Scan the entries below and extract each line with the word "View" in it.

┌────────

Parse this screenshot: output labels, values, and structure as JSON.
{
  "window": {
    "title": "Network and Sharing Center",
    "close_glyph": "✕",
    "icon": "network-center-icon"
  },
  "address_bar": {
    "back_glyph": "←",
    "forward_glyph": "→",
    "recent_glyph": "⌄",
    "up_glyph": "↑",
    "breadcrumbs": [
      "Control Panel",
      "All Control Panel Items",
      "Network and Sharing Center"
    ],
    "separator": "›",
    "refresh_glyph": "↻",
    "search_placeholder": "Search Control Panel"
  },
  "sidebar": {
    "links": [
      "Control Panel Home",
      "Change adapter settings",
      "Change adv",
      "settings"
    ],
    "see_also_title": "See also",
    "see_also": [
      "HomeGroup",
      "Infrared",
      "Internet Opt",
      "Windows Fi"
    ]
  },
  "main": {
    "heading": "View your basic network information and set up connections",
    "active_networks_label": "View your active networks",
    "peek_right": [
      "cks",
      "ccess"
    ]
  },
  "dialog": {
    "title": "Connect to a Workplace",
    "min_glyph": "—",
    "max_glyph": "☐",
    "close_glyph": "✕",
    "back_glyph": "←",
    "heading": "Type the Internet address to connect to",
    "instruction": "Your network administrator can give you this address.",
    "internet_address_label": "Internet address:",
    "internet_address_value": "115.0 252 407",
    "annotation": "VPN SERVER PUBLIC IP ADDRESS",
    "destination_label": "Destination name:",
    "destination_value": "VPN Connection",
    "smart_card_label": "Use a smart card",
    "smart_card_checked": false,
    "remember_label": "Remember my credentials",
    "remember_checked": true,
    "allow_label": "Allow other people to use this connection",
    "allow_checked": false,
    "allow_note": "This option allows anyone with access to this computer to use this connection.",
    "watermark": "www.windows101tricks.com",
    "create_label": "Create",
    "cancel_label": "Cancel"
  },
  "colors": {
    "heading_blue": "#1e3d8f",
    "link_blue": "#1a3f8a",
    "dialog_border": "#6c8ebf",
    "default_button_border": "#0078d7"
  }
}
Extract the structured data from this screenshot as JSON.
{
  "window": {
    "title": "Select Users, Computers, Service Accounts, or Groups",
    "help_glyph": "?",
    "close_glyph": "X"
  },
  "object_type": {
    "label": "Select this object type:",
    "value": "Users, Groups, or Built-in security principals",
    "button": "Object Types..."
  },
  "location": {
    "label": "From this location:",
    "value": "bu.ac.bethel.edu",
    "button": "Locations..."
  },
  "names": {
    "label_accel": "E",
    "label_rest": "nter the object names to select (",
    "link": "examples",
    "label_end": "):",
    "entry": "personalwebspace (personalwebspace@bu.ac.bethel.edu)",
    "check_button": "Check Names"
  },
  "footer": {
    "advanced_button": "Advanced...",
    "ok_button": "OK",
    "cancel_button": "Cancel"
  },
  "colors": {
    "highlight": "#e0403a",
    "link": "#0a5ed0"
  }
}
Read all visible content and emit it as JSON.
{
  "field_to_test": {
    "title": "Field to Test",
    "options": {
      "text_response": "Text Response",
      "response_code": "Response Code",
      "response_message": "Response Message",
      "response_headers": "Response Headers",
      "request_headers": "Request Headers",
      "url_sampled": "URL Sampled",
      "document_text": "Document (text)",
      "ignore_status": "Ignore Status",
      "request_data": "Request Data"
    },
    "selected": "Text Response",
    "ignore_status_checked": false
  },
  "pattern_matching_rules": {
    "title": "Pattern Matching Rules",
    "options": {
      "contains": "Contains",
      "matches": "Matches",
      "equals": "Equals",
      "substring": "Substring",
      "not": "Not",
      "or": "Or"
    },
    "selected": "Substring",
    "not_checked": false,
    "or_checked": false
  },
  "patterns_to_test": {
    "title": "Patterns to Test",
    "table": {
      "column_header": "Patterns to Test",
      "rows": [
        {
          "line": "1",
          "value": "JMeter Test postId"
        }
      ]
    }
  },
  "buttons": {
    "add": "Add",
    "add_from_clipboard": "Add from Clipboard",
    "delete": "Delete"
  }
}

└────────

> **The solution**
    "heading": "View your basic network information and set up connections",
    "active_networks_label": "View your active networks",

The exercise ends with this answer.